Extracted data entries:
###
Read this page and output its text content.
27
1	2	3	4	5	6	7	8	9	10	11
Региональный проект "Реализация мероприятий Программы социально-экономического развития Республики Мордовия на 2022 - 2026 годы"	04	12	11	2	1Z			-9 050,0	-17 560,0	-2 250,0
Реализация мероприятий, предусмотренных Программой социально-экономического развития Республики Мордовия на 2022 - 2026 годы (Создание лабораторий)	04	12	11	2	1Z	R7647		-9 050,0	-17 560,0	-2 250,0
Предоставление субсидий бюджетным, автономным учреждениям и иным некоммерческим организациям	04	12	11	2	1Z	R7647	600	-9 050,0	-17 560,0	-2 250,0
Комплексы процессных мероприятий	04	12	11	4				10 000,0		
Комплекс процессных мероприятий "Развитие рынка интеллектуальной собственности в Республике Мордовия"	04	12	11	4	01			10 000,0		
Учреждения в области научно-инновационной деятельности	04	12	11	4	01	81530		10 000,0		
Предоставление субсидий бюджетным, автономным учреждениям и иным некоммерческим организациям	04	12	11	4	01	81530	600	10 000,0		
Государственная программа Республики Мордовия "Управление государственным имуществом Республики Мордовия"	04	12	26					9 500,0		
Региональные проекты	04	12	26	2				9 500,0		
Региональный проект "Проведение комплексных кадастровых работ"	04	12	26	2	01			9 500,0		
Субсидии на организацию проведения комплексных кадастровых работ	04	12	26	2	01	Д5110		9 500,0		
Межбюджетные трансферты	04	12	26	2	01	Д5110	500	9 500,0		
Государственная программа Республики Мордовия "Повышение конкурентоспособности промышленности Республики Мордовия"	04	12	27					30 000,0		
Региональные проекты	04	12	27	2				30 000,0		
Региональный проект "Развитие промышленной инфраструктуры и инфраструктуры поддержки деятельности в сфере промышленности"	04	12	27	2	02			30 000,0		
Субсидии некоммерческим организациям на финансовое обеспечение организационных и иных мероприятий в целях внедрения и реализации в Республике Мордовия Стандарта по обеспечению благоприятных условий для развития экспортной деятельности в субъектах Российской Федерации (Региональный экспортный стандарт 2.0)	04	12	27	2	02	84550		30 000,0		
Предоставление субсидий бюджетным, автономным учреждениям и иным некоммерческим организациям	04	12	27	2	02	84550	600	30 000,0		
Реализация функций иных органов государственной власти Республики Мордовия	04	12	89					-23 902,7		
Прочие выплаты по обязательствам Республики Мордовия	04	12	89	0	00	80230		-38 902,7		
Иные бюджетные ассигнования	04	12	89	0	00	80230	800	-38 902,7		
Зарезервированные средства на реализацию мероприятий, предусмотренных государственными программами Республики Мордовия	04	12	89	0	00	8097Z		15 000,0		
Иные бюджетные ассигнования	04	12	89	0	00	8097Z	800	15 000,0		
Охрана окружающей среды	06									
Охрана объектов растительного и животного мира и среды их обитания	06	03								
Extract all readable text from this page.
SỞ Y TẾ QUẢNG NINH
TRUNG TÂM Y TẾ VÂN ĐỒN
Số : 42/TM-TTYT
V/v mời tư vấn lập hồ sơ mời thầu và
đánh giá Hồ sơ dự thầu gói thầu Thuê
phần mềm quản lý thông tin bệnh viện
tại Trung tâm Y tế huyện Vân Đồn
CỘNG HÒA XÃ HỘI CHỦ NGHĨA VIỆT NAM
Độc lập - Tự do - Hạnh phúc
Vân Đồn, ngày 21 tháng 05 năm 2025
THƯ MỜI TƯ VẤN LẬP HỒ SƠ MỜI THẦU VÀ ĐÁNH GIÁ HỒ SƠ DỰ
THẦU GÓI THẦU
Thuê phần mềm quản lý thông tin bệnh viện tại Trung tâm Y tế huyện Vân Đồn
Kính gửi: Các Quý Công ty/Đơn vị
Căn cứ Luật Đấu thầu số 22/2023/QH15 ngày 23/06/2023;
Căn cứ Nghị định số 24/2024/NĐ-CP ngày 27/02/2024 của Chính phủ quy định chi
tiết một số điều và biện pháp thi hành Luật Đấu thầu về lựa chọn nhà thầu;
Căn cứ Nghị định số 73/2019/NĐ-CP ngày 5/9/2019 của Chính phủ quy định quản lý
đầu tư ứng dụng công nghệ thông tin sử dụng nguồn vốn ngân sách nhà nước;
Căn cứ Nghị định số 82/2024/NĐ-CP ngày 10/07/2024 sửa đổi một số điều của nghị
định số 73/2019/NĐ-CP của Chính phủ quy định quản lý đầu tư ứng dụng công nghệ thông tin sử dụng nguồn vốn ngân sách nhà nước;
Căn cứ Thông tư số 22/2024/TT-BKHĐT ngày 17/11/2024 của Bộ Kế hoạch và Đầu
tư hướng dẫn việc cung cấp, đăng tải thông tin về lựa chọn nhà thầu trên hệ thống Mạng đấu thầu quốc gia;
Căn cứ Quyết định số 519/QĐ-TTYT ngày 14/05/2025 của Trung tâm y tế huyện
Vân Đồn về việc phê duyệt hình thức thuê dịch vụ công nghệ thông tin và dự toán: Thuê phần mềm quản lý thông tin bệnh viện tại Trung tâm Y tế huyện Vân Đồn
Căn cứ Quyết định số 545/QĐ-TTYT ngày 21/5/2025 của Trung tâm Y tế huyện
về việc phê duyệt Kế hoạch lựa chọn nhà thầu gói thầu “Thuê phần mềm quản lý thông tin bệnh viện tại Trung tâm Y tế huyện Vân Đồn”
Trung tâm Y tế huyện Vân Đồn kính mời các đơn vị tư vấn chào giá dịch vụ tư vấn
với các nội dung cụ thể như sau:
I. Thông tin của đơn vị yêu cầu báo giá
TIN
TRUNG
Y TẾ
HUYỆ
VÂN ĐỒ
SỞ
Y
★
###
Tally the lines containing "định". Provide the number without any other words.

[SOLUTION TO THE EXERCISE]:
6